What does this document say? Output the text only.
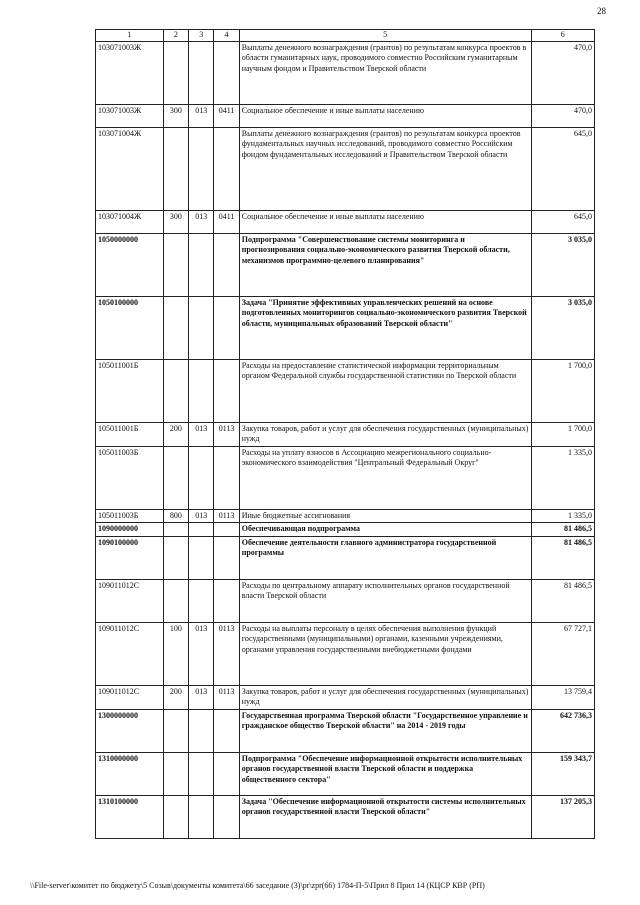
28
1	2	3	4	5	6
103071003Ж				Выплаты денежного вознаграждения (грантов) по результатам конкурса проектов в области гуманитарных наук, проводимого совместно Российским гуманитарным научным фондом и Правительством Тверской области	470,0
103071003Ж	300	013	0411	Социальное обеспечение и иные выплаты населению	470,0
103071004Ж				Выплаты денежного вознаграждения (грантов) по результатам конкурса проектов фундаментальных научных исследований, проводимого совместно Российским фондом фундаментальных исследований и Правительством Тверской области	645,0
103071004Ж	300	013	0411	Социальное обеспечение и иные выплаты населению	645,0
1050000000				Подпрограмма "Совершенствование системы мониторинга и прогнозирования социально-экономического развития Тверской области, механизмов программно-целевого планирования"	3 035,0
1050100000				Задача "Принятие эффективных управленческих решений на основе подготовленных мониторингов социально-экономического развития Тверской области, муниципальных образований Тверской области"	3 035,0
105011001Б				Расходы на предоставление статистической информации территориальным органом Федеральной службы государственной статистики по Тверской области	1 700,0
105011001Б	200	013	0113	Закупка товаров, работ и услуг для обеспечения государственных (муниципальных) нужд	1 700,0
105011003Б				Расходы на уплату взносов в Ассоциацию межрегионального социально-экономического взаимодействия "Центральный Федеральный Округ"	1 335,0
105011003Б	800	013	0113	Иные бюджетные ассигнования	1 335,0
1090000000				Обеспечивающая подпрограмма	81 486,5
1090100000				Обеспечение деятельности главного администратора государственной программы	81 486,5
109011012С				Расходы по центральному аппарату исполнительных органов государственной власти Тверской области	81 486,5
109011012С	100	013	0113	Расходы на выплаты персоналу в целях обеспечения выполнения функций государственными (муниципальными) органами, казенными учреждениями, органами управления государственными внебюджетными фондами	67 727,1
109011012С	200	013	0113	Закупка товаров, работ и услуг для обеспечения государственных (муниципальных) нужд	13 759,4
1300000000				Государственная программа Тверской области "Государственное управление и гражданское общество Тверской области" на 2014 - 2019 годы	642 736,3
1310000000				Подпрограмма "Обеспечение информационной открытости исполнительных органов государственной власти Тверской области и поддержка общественного сектора"	159 343,7
1310100000				Задача "Обеспечение информационной открытости системы исполнительных органов государственной власти Тверской области"	137 205,3
\\File-server\комитет по бюджету\5 Созыв\документы комитета\66 заседание (3)\pr\zpr(66) 1784-П-5\Прил 8 Прил 14 (КЦСР КВР (РП)
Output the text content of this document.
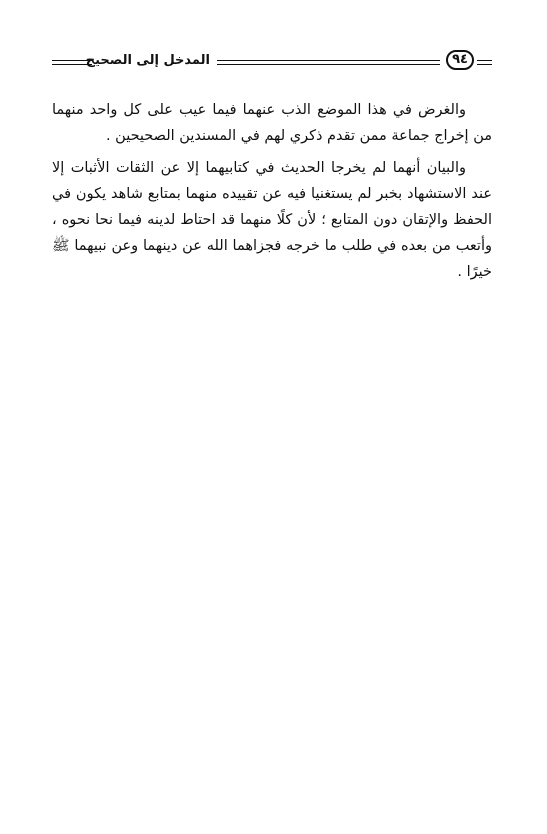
المدخل إلى الصحيح	٩٤

والغرض في هذا الموضع الذب عنهما فيما عيب على كل واحد منهما من إخراج جماعة ممن تقدم ذكري لهم في المسندين الصحيحين .

والبيان أنهما لم يخرجا الحديث في كتابيهما إلا عن الثقات الأثبات إلا عند الاستشهاد بخبر لم يستغنيا فيه عن تقييده منهما بمتابع شاهد يكون في الحفظ والإتقان دون المتابع ؛ لأن كلًا منهما قد احتاط لدينه فيما نحا نحوه ، وأتعب من بعده في طلب ما خرجه فجزاهما الله عن دينهما وعن نبيهما ﷺ خيرًا .
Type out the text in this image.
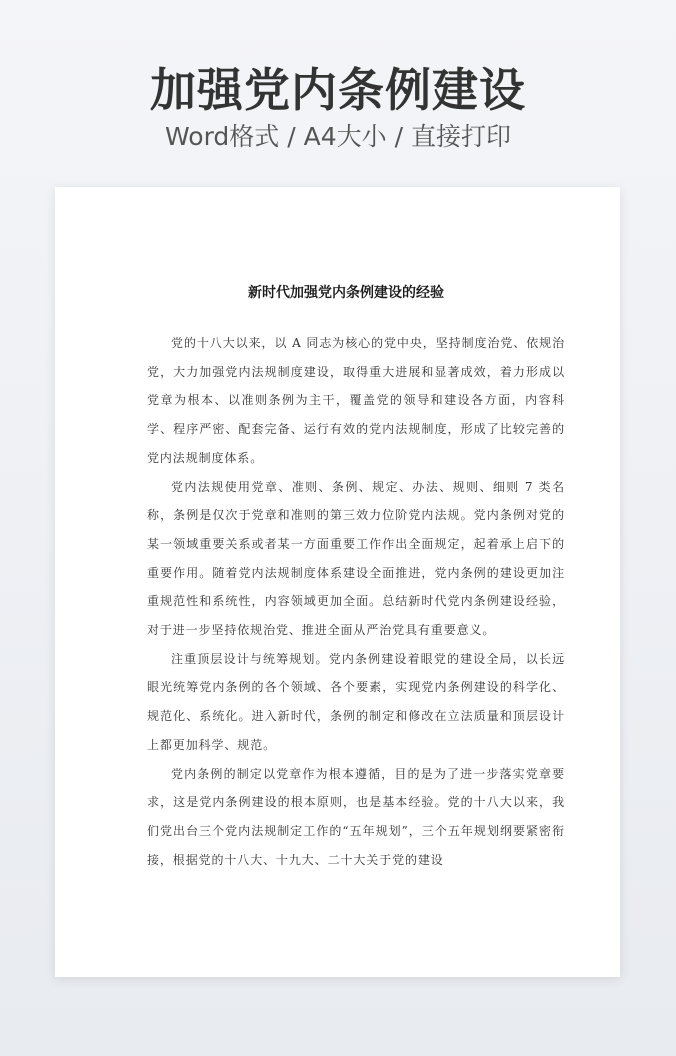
加强党内条例建设
Word格式 / A4大小 / 直接打印
新时代加强党内条例建设的经验

党的十八大以来，以 A 同志为核心的党中央，坚持制度治党、依规治党，大力加强党内法规制度建设，取得重大进展和显著成效，着力形成以党章为根本、以准则条例为主干，覆盖党的领导和建设各方面，内容科学、程序严密、配套完备、运行有效的党内法规制度，形成了比较完善的党内法规制度体系。

党内法规使用党章、准则、条例、规定、办法、规则、细则 7 类名称，条例是仅次于党章和准则的第三效力位阶党内法规。党内条例对党的某一领域重要关系或者某一方面重要工作作出全面规定，起着承上启下的重要作用。随着党内法规制度体系建设全面推进，党内条例的建设更加注重规范性和系统性，内容领域更加全面。总结新时代党内条例建设经验，对于进一步坚持依规治党、推进全面从严治党具有重要意义。

注重顶层设计与统筹规划。党内条例建设着眼党的建设全局，以长远眼光统筹党内条例的各个领域、各个要素，实现党内条例建设的科学化、规范化、系统化。进入新时代，条例的制定和修改在立法质量和顶层设计上都更加科学、规范。

党内条例的制定以党章作为根本遵循，目的是为了进一步落实党章要求，这是党内条例建设的根本原则，也是基本经验。党的十八大以来，我们党出台三个党内法规制定工作的“五年规划”，三个五年规划纲要紧密衔接，根据党的十八大、十九大、二十大关于党的建设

The task - Return only those lines of the records that contain the string "Социальное".

Result -
103071003Ж	300	013	0411	Социальное обеспечение и иные выплаты населению	470,0
103071004Ж	300	013	0411	Социальное обеспечение и иные выплаты населению	645,0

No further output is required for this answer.